## BEGIN INPUT FOR THIS TASK

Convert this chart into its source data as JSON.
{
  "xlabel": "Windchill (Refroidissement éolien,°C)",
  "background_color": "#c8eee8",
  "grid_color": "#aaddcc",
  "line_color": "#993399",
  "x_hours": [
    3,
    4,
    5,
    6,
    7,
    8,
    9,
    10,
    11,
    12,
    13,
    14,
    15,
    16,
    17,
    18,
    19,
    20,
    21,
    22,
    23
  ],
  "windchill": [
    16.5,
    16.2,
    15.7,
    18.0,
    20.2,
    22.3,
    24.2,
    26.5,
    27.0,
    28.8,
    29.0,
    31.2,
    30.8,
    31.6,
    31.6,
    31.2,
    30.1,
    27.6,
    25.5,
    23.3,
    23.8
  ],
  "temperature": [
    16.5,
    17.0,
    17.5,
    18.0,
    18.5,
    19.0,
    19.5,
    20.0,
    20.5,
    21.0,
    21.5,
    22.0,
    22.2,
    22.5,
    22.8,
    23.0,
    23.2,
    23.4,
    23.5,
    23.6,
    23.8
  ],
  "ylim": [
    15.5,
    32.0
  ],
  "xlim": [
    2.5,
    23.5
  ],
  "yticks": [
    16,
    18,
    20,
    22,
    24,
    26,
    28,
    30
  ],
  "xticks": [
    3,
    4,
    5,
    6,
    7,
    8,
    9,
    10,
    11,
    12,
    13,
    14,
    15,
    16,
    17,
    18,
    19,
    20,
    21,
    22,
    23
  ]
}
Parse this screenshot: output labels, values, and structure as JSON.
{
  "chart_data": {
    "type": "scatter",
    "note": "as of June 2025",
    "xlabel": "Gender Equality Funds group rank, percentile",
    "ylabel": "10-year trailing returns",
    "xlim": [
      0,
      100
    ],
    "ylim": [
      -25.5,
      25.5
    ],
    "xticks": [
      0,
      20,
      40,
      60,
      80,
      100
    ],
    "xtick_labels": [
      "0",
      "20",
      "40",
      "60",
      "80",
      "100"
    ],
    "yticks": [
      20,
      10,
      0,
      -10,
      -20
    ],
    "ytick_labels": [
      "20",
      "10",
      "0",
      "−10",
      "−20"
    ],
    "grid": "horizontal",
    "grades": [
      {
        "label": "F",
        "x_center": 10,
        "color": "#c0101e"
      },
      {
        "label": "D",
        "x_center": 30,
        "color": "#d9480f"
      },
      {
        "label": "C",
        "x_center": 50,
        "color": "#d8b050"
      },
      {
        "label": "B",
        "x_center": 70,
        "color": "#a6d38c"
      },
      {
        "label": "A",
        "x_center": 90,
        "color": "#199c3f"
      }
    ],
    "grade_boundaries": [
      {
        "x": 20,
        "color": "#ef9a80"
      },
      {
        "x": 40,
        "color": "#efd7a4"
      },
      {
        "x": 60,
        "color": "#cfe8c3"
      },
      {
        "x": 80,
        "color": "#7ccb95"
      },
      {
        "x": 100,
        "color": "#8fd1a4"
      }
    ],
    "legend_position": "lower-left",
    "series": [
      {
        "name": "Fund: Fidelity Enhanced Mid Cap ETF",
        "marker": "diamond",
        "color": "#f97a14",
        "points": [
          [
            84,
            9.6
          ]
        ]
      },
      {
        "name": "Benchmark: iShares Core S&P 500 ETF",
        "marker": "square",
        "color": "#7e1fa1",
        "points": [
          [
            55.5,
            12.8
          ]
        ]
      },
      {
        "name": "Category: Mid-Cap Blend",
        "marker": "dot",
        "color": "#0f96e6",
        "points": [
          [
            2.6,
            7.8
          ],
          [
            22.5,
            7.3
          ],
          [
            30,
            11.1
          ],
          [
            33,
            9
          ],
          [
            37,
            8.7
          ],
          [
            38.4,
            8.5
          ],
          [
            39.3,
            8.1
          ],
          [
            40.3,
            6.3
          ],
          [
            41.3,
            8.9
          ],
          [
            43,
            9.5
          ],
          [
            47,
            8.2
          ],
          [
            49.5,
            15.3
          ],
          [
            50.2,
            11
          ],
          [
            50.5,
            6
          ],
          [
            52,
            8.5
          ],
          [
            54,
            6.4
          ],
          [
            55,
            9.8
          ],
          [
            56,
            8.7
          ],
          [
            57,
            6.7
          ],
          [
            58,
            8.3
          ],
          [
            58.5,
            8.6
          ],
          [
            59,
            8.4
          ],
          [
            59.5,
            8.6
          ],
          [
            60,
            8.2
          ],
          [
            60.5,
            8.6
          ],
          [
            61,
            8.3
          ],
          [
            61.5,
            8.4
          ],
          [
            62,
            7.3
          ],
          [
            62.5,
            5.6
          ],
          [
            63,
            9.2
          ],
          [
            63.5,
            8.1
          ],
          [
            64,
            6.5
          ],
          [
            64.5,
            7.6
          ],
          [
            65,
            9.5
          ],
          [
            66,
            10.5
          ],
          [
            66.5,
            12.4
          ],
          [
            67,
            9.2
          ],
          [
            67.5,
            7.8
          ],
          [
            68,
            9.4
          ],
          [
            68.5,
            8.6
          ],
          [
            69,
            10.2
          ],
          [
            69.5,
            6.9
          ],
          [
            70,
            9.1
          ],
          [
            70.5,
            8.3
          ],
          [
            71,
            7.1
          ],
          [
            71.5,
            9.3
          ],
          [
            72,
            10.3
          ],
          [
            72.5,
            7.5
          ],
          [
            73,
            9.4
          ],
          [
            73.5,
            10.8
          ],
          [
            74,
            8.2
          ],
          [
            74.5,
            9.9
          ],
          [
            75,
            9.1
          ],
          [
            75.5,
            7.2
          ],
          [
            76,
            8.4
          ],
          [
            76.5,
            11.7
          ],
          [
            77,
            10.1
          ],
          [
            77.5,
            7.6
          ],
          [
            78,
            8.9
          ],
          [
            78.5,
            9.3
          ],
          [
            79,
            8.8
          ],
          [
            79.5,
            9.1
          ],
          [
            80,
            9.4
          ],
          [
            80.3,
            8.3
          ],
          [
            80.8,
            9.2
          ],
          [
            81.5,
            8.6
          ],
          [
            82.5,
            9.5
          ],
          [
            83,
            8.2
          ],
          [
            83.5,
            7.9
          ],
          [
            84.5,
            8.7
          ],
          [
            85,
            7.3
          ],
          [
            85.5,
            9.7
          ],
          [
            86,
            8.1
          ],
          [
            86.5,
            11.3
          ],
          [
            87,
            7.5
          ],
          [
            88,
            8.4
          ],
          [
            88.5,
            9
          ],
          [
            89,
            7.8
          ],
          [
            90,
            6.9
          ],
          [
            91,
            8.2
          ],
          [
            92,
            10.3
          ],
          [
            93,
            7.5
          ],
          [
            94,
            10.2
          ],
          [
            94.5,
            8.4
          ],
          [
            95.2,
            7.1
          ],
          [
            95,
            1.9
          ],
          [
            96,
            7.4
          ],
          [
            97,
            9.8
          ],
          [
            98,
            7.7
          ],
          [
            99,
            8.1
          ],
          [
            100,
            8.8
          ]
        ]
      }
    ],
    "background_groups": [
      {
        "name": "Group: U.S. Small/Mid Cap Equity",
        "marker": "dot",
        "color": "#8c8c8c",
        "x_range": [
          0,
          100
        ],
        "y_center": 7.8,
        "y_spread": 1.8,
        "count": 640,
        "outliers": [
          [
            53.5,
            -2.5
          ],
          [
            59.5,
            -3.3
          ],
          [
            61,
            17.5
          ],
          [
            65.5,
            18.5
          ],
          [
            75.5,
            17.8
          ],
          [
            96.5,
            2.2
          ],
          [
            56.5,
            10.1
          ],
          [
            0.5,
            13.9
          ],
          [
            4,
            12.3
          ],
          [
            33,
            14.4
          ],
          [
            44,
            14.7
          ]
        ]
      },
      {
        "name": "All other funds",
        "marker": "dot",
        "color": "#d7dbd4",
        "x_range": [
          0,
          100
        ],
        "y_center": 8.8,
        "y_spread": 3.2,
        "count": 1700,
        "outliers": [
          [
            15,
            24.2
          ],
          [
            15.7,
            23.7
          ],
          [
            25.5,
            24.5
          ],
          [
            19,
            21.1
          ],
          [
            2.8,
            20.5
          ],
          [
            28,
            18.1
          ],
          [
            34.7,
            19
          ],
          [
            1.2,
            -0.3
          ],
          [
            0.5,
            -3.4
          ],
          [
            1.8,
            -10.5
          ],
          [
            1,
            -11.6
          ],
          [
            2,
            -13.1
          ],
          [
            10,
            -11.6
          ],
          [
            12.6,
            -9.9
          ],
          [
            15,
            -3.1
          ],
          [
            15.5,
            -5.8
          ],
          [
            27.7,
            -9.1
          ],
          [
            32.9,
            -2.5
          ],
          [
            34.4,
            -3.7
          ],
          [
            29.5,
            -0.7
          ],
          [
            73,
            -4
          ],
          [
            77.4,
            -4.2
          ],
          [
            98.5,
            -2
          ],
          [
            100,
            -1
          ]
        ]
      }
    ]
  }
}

## END INPUT FOR THIS TASK

### [GIVEN PROBLEM]
In the listing, find every line containing the word "xlabel" and list it.

### [ANSWER FOR THE TASK]
  "xlabel": "Windchill (Refroidissement éolien,°C)",
    "xlabel": "Gender Equality Funds group rank, percentile",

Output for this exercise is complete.